• [GOAL] Copy every line of the records below word for word, keeping each line's punctuation and numbers unchanged.

• [DATASET EXCERPTS]
══════════════════════════════

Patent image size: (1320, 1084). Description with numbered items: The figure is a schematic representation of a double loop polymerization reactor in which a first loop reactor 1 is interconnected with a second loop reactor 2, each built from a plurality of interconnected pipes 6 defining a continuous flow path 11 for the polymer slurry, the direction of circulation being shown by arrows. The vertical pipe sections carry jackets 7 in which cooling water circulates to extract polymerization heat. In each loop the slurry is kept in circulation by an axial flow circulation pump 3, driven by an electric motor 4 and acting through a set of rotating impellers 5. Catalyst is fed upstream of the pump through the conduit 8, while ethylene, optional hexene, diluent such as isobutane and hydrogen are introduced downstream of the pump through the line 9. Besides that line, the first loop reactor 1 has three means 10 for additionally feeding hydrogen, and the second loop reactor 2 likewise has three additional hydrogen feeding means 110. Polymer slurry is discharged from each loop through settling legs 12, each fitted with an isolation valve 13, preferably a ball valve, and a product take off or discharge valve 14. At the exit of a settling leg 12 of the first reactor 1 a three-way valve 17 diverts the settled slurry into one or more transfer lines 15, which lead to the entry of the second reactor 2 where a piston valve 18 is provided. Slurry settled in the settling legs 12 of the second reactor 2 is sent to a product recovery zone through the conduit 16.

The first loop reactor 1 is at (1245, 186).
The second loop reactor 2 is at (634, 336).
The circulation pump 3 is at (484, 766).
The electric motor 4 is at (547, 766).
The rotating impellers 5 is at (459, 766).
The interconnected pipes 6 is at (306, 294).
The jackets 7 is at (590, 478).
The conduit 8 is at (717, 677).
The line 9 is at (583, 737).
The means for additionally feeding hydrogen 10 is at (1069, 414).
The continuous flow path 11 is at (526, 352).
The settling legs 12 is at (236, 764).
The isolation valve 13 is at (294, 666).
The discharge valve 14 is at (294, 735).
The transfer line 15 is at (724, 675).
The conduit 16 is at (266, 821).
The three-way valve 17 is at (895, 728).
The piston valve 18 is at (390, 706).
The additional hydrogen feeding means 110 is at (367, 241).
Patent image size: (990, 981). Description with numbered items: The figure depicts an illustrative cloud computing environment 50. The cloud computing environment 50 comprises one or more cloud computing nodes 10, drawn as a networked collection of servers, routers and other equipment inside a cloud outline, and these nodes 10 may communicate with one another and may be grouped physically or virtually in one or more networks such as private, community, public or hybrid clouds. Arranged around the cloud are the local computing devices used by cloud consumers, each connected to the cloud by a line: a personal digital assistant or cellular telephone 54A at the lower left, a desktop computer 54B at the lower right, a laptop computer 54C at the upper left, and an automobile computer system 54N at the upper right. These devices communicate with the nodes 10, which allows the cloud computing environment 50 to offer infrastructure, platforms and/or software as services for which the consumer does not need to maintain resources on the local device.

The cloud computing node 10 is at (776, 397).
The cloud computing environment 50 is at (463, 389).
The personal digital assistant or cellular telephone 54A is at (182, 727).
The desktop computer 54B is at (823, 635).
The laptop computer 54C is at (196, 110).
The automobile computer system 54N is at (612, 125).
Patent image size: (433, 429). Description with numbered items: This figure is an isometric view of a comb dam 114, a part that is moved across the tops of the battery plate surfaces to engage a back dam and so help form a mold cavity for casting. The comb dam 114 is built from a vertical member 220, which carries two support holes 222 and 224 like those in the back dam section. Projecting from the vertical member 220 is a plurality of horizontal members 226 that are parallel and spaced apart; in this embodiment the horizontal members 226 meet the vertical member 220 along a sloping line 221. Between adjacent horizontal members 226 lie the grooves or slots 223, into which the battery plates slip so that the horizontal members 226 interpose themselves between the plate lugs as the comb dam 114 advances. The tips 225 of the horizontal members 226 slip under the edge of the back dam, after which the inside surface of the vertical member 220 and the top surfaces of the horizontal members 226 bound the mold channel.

══════════════════════════════

• [FULL RESPONSE]
Patent image size: (1320, 1084). Description with numbered items: The figure is a schematic representation of a double loop polymerization reactor in which a first loop reactor 1 is interconnected with a second loop reactor 2, each built from a plurality of interconnected pipes 6 defining a continuous flow path 11 for the polymer slurry, the direction of circulation being shown by arrows. The vertical pipe sections carry jackets 7 in which cooling water circulates to extract polymerization heat. In each loop the slurry is kept in circulation by an axial flow circulation pump 3, driven by an electric motor 4 and acting through a set of rotating impellers 5. Catalyst is fed upstream of the pump through the conduit 8, while ethylene, optional hexene, diluent such as isobutane and hydrogen are introduced downstream of the pump through the line 9. Besides that line, the first loop reactor 1 has three means 10 for additionally feeding hydrogen, and the second loop reactor 2 likewise has three additional hydrogen feeding means 110. Polymer slurry is discharged from each loop through settling legs 12, each fitted with an isolation valve 13, preferably a ball valve, and a product take off or discharge valve 14. At the exit of a settling leg 12 of the first reactor 1 a three-way valve 17 diverts the settled slurry into one or more transfer lines 15, which lead to the entry of the second reactor 2 where a piston valve 18 is provided. Slurry settled in the settling legs 12 of the second reactor 2 is sent to a product recovery zone through the conduit 16.

The first loop reactor 1 is at (1245, 186).
The second loop reactor 2 is at (634, 336).
The circulation pump 3 is at (484, 766).
The electric motor 4 is at (547, 766).
The rotating impellers 5 is at (459, 766).
The interconnected pipes 6 is at (306, 294).
The jackets 7 is at (590, 478).
The conduit 8 is at (717, 677).
The line 9 is at (583, 737).
The means for additionally feeding hydrogen 10 is at (1069, 414).
The continuous flow path 11 is at (526, 352).
The settling legs 12 is at (236, 764).
The isolation valve 13 is at (294, 666).
The discharge valve 14 is at (294, 735).
The transfer line 15 is at (724, 675).
The conduit 16 is at (266, 821).
The three-way valve 17 is at (895, 728).
The piston valve 18 is at (390, 706).
The additional hydrogen feeding means 110 is at (367, 241).
Patent image size: (990, 981). Description with numbered items: The figure depicts an illustrative cloud computing environment 50. The cloud computing environment 50 comprises one or more cloud computing nodes 10, drawn as a networked collection of servers, routers and other equipment inside a cloud outline, and these nodes 10 may communicate with one another and may be grouped physically or virtually in one or more networks such as private, community, public or hybrid clouds. Arranged around the cloud are the local computing devices used by cloud consumers, each connected to the cloud by a line: a personal digital assistant or cellular telephone 54A at the lower left, a desktop computer 54B at the lower right, a laptop computer 54C at the upper left, and an automobile computer system 54N at the upper right. These devices communicate with the nodes 10, which allows the cloud computing environment 50 to offer infrastructure, platforms and/or software as services for which the consumer does not need to maintain resources on the local device.

The cloud computing node 10 is at (776, 397).
The cloud computing environment 50 is at (463, 389).
The personal digital assistant or cellular telephone 54A is at (182, 727).
The desktop computer 54B is at (823, 635).
The laptop computer 54C is at (196, 110).
The automobile computer system 54N is at (612, 125).
Patent image size: (433, 429). Description with numbered items: This figure is an isometric view of a comb dam 114, a part that is moved across the tops of the battery plate surfaces to engage a back dam and so help form a mold cavity for casting. The comb dam 114 is built from a vertical member 220, which carries two support holes 222 and 224 like those in the back dam section. Projecting from the vertical member 220 is a plurality of horizontal members 226 that are parallel and spaced apart; in this embodiment the horizontal members 226 meet the vertical member 220 along a sloping line 221. Between adjacent horizontal members 226 lie the grooves or slots 223, into which the battery plates slip so that the horizontal members 226 interpose themselves between the plate lugs as the comb dam 114 advances. The tips 225 of the horizontal members 226 slip under the edge of the back dam, after which the inside surface of the vertical member 220 and the top surfaces of the horizontal members 226 bound the mold channel.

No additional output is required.